_Source passage:_

= = =

Marketing Trend You Should Be Following: Nostalgia

Every ad campaign relies on consumer engagement. This is one of the most basic principles of advertising and marketing: an ad means nothing unless someone pays attention to it. In today’s fast-paced, increasingly digital world, it is harder and harder for advertising to get noticed. Brands need to be relatable and speak to what consumers care about. While it is true that social media and online content mean that what is or is not relevant changes at an increasingly faster speed, it’s still possible to pick out broader trends.


One trend, in particular, seems to be sticking around - or rather, coming back around. It’s nostalgia. Looking at pop culture, there are a million different ways nostalgia is permeating through society. Everything from the popular Instagram hashtags #ThrowbackThursday (#TBT) and #FlashbackFriday, to the rise in shows like Stranger Things, which capitalizes on the romanticization of an ‘80s aesthetic, and A Series of Unfortunate Events, which works because it’s geared towards people who loved the books as kids, to the resurgence of old technologies like vinyl records and polaroid cameras. It’s all based on a fond memory of times past.


Brands, especially the savvy ones, are using this to their advantage. One popular example is Pepsi’s 2018 Superbowl commercial, which took viewers on a journey through Pepsi’s history, including old bottle designs and vintage ads, while keeping their message - Pepsi is for every generation - present and relevant to today. This ad reminds you of all the good times with a Pepsi, even if you can’t think of one good time specifically. Another example is Microsoft’s ‘Child of the 90s’ spot. This spot reminded viewers of the fads of the nineties that many remember from their childhood - from yo-yos and snap bands to floppy disks and fanny packs. They took this fondness and applied it to Microsoft’s Internet Explorer. While this ad was a touch too late, because Internet Explorer has since been replaced by Microsoft Edge as the default web browser for Microsoft products, it was still an effective and heart-warming ad. Even if it didn’t have the reach Microsoft was hoping for at the very least, it made us open Internet Explorer for the first time in ten years, which is no small feat.


Nostalgia can be a very powerful tool and is one that probably isn’t going anywhere any time soon, especially given the pace society is going. Trends and cultural moments come and go so quickly making it easier to feel nostalgic for things that happened not too long ago. Motorola proved this when they launched their Moto 06.09.16 spot, an ad that made people yearn for those golden days. Looking through the comments section on the YouTube video for the spot, you will find people missing emo hair and flip phones - things that haven’t even completely disappeared yet.


Whether or not this trend will last the next five to ten years is up for debate but for now, one of the best ways to look forward in marketing is by looking back. What brings nostalgia to you?

= = =

_Information supplied:_
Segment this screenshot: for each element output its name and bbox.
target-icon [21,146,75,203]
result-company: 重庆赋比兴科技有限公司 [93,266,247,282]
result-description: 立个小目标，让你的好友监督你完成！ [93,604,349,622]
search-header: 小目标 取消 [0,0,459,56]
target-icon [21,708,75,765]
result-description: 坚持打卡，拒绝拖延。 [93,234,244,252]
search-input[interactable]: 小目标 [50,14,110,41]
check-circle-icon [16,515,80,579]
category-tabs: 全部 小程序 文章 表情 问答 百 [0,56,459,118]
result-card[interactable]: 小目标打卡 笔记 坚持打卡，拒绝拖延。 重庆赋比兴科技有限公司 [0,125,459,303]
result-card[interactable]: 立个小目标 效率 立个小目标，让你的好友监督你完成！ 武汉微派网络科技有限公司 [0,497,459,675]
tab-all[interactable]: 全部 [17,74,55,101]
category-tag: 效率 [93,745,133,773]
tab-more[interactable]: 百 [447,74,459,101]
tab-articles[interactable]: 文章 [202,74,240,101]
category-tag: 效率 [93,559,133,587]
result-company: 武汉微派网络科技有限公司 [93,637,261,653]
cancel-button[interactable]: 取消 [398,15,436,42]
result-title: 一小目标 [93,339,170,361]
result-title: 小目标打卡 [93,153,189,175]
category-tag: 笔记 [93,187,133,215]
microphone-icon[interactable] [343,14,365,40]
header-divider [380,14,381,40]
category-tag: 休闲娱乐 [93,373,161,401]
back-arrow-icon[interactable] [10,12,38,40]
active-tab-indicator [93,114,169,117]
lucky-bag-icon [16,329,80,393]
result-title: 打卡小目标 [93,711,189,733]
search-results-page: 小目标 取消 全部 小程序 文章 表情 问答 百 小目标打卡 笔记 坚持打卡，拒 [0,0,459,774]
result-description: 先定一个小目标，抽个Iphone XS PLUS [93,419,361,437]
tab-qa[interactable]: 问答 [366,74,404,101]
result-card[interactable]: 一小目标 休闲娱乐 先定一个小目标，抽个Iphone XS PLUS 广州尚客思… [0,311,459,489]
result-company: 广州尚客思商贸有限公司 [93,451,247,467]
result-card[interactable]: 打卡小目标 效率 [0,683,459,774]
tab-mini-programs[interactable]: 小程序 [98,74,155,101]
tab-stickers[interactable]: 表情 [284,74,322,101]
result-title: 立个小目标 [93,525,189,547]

= = =

_Work task 1:_ In the nostalgia marketing article, which Microsoft product did the 'Child of the 90s' spot tie viewers' fondness for the nineties to?
_Work task 2:_ Reproduce the stretch of the nostalgia marketing article from "Nostalgia can be" through "nostalgia to you?".

_Final answer 1:_ Internet Explorer

_Final answer 2:_
Nostalgia can be a very powerful tool and is one that probably isn’t going anywhere any time soon, especially given the pace society is going. Trends and cultural moments come and go so quickly making it easier to feel nostalgic for things that happened not too long ago. Motorola proved this when they launched their Moto 06.09.16 spot, an ad that made people yearn for those golden days. Looking through the comments section on the YouTube video for the spot, you will find people missing emo hair and flip phones - things that haven’t even completely disappeared yet.


Whether or not this trend will last the next five to ten years is up for debate but for now, one of the best ways to look forward in marketing is by looking back. What brings nostalgia to you?